__Written request__:
Omit the images. Copy each entry word for word.

__Information provided__:
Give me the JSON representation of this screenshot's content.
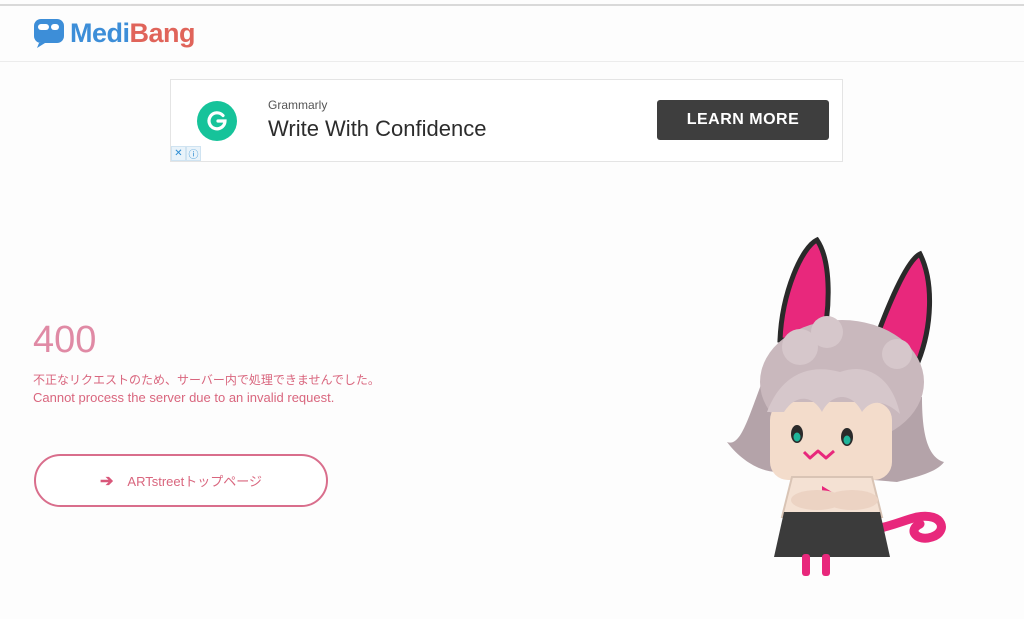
{
  "header": {
    "logo_medi": "Medi",
    "logo_bang": "Bang"
  },
  "ad": {
    "brand": "Grammarly",
    "headline": "Write With Confidence",
    "cta_label": "LEARN MORE",
    "close_glyph": "✕",
    "info_glyph": "ⓘ",
    "logo_letter": "G"
  },
  "error": {
    "code": "400",
    "message_ja": "不正なリクエストのため、サーバー内で処理できませんでした。",
    "message_en": "Cannot process the server due to an invalid request."
  },
  "home_button": {
    "arrow": "➔",
    "label": "ARTstreetトップページ"
  },
  "colors": {
    "brand_blue": "#3d8ed8",
    "brand_red": "#e0645a",
    "accent_pink": "#d9667e",
    "ad_green": "#16c39a"
  }
}
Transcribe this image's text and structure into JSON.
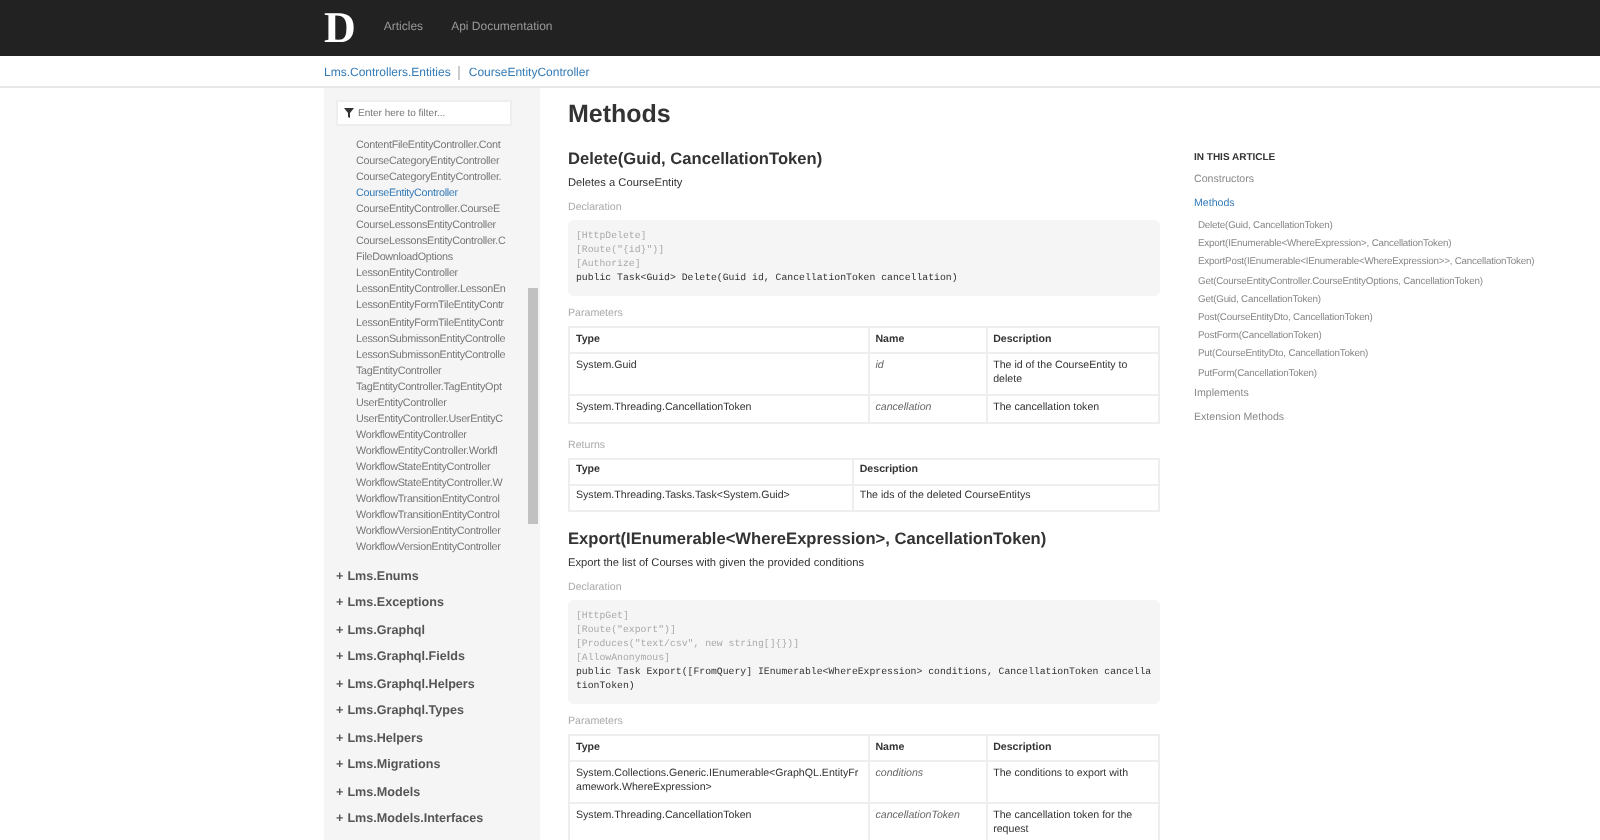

__The answer__:
Give me the JSON representation of this screenshot's content.
{
  "header": {
    "logo_medi": "Medi",
    "logo_bang": "Bang"
  },
  "ad": {
    "brand": "Grammarly",
    "headline": "Write With Confidence",
    "cta_label": "LEARN MORE",
    "close_glyph": "✕",
    "info_glyph": "ⓘ",
    "logo_letter": "G"
  },
  "error": {
    "code": "400",
    "message_ja": "不正なリクエストのため、サーバー内で処理できませんでした。",
    "message_en": "Cannot process the server due to an invalid request."
  },
  "home_button": {
    "arrow": "➔",
    "label": "ARTstreetトップページ"
  },
  "colors": {
    "brand_blue": "#3d8ed8",
    "brand_red": "#e0645a",
    "accent_pink": "#d9667e",
    "ad_green": "#16c39a"
  }
}
Transcribe this image's text and structure into JSON.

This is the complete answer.